» WORK INSTRUCTIONS:
Pick out every line with the word "JSON" and copy it.

Stored data:

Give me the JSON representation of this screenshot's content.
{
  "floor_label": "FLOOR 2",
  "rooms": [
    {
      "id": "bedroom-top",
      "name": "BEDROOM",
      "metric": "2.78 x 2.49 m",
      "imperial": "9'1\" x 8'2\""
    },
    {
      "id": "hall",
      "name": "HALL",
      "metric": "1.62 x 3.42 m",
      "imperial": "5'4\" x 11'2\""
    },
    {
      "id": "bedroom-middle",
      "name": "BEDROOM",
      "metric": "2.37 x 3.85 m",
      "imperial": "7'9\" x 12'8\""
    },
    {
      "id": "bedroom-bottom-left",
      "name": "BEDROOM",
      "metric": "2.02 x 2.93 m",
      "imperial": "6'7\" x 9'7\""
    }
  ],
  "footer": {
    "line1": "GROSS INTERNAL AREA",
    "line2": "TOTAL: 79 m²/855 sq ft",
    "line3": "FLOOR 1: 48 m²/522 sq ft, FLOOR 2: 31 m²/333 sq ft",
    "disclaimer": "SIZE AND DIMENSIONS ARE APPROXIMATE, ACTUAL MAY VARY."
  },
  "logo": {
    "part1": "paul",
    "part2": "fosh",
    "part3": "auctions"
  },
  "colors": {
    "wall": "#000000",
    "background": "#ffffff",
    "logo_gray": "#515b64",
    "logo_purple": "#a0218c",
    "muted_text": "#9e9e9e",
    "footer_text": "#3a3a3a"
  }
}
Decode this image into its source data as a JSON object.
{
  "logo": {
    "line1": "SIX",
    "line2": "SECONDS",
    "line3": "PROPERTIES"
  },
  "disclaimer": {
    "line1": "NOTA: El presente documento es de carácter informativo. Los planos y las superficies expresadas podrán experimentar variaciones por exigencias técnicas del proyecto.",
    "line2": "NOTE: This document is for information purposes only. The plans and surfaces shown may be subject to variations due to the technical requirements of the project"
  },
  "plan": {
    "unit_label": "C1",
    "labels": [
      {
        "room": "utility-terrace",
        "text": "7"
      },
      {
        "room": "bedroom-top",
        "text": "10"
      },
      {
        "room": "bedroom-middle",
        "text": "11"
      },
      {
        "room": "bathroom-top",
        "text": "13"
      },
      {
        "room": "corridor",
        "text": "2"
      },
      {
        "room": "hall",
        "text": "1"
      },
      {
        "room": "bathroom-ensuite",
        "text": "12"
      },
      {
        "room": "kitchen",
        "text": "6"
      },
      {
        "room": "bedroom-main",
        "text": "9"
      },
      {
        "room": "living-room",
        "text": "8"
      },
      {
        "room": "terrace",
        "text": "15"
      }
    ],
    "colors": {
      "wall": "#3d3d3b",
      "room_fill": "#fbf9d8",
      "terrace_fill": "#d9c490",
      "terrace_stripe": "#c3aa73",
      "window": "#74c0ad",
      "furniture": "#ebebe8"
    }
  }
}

» THE COMPLETED TASK:
Give me the JSON representation of this screenshot's content.
Decode this image into its source data as a JSON object.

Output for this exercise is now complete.